-------- Text for analysis
Scammers Target Nation’s Schools With Bogus Math Workbooks Invoice

Associate Editor

Thousands of U.S. schools recently received an invoice for $647.50  for 50 common-core-aligned “Math Practice” workbooks that they didn’t order or receive.

The realistic-looking but bogus invoice is popping up in school purchasing offices nationwide, according to Ron A. Skinner, deputy executive director of the Association of School Business Officials International, or ASBO, a Reston, Va.-based educational association for those professionals.

Invoices from “Scholastic School Supply,” with an address in either Sewell, N.J., or Las Vegas are being addressed to individual schools within a district. The Better Business Bureau offices in Nevada and New Jersey report receiving more than 3,000 inquiries and 87 formal complaints originating in 26 states about the invoices. The Nevada office released a “scam alert” on Sept. 5 about the company.

BogusInvoice.JPGThe phone number for Scholastic School Supply, listed on its multitudes of invoices, has been disconnected.

Scholastic, Inc., the New York City-based children’s book publisher, ed-tech provider, and children’s media company, issued its own statement indicating that many of its customers have received invoices from a company calling itself “Scholastic School Supply,” which has no affiliation with Scholastic.

“Scholastic …has demanded that they cease and desist using Scholastic’s name and trademark, which they have agreed to do, but they seemingly have not done so as of the date of this communication,” according to the statement issued Wednesday. In addition, Scholastic said it would take “prompt appropriate action” if it finds the Scholastic School Supply is “allegedly violating any other laws, rules or regulations.”

Officials with the Federal Bureau of Investigation, various state attorneys general, and the U.S. Postal Inspector’s offices in Nevada and New Jersey have been notified of the invoices, according to business officials posting comments on the ASBO members-only listserv.

Darren King, purchasing manager at the 13,000-student Central Valley School District #356 in Spokane Valley, Wash., first brought the issue to his colleagues’ attention via that outlet after learning about it from the statewide business officials organization.

In 17 years working in purchasing for a school system, King said he had never seen anything like this. What flagged the invoice is that there was no purchase order matching the invoice—which was identical for any schools in a district that received it—except for the name and address of the school receiving it. 

Skinner agreed that an attempt to collect money on this scale was unprecedented in his experience. “This is blatant,” he said.

The Better Business Bureau said it has not located any schools that paid the invoice. “I would like to keep that trend,” said Ashley Harris, trade practices specialist at the Nevada office of the Better Business Bureau, in an email, noting that a Sept. 15, 2014 deadline appears on the invoice. “I don’t know if that will cause a spike in reports,” she said.

One thought on “Scammers Target Nation’s Schools With Bogus Math Workbooks Invoice

  1. Reminds me of the fairly regularly occurring Office Supplies Phone Scam where the office assistant is called & asked about re-upping the order for supplies… from a company they’ve never dealt with.
----------------
-------- Input data
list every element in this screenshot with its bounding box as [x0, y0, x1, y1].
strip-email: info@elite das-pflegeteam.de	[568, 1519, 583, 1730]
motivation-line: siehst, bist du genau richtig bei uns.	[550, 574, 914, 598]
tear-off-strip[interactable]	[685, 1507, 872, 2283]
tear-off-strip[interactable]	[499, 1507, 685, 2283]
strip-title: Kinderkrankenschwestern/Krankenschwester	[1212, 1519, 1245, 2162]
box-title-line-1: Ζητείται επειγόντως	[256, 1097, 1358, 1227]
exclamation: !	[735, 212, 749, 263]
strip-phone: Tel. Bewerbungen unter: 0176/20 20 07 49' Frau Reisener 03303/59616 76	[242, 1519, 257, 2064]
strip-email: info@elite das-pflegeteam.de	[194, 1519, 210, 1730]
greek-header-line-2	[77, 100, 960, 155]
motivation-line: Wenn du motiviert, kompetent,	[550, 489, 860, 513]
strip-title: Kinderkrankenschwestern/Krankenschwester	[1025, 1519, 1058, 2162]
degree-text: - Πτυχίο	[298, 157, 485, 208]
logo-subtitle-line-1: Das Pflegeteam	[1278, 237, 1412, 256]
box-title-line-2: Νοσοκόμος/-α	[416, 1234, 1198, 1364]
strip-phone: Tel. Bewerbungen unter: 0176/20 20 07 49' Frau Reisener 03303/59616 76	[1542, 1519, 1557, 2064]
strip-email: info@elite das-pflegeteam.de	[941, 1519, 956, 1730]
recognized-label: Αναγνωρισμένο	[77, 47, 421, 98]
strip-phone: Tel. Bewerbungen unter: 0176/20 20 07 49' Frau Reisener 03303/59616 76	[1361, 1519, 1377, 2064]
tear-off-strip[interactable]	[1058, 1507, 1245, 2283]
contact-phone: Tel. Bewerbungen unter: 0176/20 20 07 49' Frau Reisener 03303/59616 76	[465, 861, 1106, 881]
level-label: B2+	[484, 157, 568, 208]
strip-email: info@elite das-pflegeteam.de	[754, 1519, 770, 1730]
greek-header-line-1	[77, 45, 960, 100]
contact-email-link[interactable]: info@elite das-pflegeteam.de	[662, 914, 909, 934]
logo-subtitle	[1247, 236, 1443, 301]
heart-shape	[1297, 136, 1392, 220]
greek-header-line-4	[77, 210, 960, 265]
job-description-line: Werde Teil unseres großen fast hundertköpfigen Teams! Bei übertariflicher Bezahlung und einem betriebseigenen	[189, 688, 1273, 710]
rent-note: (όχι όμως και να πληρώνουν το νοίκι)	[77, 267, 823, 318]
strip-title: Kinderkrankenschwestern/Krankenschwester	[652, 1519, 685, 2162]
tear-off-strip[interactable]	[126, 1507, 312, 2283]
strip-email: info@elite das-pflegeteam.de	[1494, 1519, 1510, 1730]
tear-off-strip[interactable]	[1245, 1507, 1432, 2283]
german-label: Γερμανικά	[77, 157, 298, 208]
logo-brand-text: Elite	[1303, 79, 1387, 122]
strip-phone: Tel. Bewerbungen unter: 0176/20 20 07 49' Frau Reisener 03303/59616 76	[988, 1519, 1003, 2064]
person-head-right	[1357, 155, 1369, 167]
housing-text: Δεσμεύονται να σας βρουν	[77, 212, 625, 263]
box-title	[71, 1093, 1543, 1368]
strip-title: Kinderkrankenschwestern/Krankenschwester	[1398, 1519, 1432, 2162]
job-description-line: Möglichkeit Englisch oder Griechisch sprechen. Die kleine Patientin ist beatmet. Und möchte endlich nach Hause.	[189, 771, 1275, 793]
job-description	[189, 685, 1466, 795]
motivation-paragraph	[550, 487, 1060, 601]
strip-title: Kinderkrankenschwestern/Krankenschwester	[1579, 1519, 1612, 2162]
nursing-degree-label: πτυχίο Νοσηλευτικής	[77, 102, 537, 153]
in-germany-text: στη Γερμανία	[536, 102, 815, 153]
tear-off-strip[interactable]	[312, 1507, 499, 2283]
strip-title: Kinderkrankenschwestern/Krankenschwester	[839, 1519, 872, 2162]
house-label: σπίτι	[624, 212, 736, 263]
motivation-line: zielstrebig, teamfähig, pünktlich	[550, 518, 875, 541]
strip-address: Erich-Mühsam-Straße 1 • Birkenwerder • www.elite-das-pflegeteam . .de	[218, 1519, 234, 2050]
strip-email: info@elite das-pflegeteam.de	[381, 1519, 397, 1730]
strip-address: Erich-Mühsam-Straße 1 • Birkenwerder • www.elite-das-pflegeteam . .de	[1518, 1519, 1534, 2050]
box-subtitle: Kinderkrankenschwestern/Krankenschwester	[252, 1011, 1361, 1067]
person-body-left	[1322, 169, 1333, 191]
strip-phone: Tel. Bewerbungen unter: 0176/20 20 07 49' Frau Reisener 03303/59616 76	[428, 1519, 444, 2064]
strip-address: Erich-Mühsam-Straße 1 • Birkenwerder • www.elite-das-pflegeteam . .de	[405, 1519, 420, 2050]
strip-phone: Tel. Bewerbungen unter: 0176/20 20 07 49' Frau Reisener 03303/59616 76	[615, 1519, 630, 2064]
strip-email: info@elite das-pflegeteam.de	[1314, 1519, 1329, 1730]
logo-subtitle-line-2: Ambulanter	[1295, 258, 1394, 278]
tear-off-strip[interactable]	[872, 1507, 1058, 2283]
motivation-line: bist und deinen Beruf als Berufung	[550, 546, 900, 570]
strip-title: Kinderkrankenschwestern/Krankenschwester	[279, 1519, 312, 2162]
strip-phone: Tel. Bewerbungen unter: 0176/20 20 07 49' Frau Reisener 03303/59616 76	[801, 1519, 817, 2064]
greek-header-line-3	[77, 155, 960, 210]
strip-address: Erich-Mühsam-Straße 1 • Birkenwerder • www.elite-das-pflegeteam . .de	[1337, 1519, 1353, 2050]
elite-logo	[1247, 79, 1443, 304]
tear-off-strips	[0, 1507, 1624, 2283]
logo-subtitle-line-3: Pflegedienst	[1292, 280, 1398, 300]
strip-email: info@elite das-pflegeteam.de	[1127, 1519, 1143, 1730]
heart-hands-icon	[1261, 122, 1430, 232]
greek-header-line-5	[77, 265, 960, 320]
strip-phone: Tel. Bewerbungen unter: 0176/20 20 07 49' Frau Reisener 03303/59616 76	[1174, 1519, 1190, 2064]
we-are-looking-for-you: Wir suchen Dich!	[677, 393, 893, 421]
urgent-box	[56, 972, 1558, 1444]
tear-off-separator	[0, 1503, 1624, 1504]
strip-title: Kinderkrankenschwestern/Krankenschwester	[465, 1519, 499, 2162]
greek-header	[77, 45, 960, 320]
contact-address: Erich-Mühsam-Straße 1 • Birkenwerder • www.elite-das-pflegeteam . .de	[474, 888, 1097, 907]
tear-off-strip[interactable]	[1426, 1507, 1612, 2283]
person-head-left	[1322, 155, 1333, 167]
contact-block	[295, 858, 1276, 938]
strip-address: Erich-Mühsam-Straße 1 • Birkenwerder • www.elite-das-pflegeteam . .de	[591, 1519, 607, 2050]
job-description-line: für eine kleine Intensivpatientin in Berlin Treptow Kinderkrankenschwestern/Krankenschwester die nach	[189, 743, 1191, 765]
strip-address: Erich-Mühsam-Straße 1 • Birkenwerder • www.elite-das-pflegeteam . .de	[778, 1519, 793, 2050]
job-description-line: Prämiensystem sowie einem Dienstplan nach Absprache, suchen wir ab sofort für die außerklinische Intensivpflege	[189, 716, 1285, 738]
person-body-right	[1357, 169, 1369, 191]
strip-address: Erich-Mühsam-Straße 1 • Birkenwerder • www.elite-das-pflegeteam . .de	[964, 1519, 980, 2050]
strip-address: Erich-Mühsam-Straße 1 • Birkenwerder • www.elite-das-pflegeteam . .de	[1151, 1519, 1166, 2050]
----------------
## Exercise tasks
- a) In the article on the bogus invoice, what amount did the invoice charge, and for what?
- b) Decide whether each statement agrees with the article on the bogus invoice: (i) The Nevada office of the Better Business Bureau put out a scam alert on Sept. 5. (ii) The Better Business Bureau found some schools that paid the invoice. (iii) Scholastic School Supply has a business tie to Scholastic, Inc. Answer yes or no for each and quote the words that decide it.
- c) Repeat the part of the article on the bogus invoice that opens with the words containing "Officials with the" and closes with "business officials organization.".

## Answers by task
- a) $647.50, for 50 common-core-aligned "Math Practice" workbooks.

- b)
(i) Yes: "The Nevada office released a “scam alert” on Sept. 5 about the company."
(ii) No: "The Better Business Bureau said it has not located any schools that paid the invoice."
(iii) No: "which has no affiliation with Scholastic."

- c)
Officials with the Federal Bureau of Investigation, various state attorneys general, and the U.S. Postal Inspector’s offices in Nevada and New Jersey have been notified of the invoices, according to business officials posting comments on the ASBO members-only listserv.

Darren King, purchasing manager at the 13,000-student Central Valley School District #356 in Spokane Valley, Wash., first brought the issue to his colleagues’ attention via that outlet after learning about it from the statewide business officials organization.